Copy out each line of the material in which the word "name" appears.

--- start of DATA LISTING ---

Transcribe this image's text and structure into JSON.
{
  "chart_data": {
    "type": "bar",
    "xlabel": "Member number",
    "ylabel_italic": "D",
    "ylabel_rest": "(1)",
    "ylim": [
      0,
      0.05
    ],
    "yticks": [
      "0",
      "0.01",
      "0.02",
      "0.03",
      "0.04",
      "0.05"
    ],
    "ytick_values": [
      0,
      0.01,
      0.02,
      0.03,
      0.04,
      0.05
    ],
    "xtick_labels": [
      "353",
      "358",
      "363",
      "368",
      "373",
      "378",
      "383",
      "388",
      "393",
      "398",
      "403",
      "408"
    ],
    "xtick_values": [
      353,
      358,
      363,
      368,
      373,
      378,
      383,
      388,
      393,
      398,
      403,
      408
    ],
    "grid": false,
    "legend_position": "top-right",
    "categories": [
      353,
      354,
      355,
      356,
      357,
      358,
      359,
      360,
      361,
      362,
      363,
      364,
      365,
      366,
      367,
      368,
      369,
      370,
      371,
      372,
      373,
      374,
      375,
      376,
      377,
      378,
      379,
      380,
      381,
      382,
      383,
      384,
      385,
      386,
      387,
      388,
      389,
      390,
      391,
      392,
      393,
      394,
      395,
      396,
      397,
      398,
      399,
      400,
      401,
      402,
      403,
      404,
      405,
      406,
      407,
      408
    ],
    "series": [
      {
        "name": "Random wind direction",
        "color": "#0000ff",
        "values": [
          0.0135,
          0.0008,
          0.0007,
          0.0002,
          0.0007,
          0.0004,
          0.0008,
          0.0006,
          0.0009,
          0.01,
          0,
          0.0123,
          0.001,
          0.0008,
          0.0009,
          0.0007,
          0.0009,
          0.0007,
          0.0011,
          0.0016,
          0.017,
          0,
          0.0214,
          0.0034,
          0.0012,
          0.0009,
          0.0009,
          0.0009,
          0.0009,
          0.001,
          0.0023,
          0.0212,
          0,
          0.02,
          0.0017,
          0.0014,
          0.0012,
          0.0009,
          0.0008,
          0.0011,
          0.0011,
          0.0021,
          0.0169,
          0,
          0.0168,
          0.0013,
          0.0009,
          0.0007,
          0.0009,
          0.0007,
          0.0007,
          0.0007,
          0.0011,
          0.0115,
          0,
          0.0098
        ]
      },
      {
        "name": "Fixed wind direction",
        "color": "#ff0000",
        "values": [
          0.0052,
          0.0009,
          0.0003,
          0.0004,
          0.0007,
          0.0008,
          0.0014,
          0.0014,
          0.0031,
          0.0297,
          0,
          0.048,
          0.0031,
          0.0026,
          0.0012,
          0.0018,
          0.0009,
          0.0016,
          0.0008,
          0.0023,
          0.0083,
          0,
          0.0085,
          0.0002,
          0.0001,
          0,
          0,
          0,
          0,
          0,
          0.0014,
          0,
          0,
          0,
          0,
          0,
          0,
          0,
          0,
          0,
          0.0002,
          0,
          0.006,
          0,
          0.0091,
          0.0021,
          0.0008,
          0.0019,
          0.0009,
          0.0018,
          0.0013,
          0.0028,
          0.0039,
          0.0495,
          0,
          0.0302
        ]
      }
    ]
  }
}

--- end of DATA LISTING ---

CORRECT RESULT —
        "name": "Random wind direction",
        "name": "Fixed wind direction",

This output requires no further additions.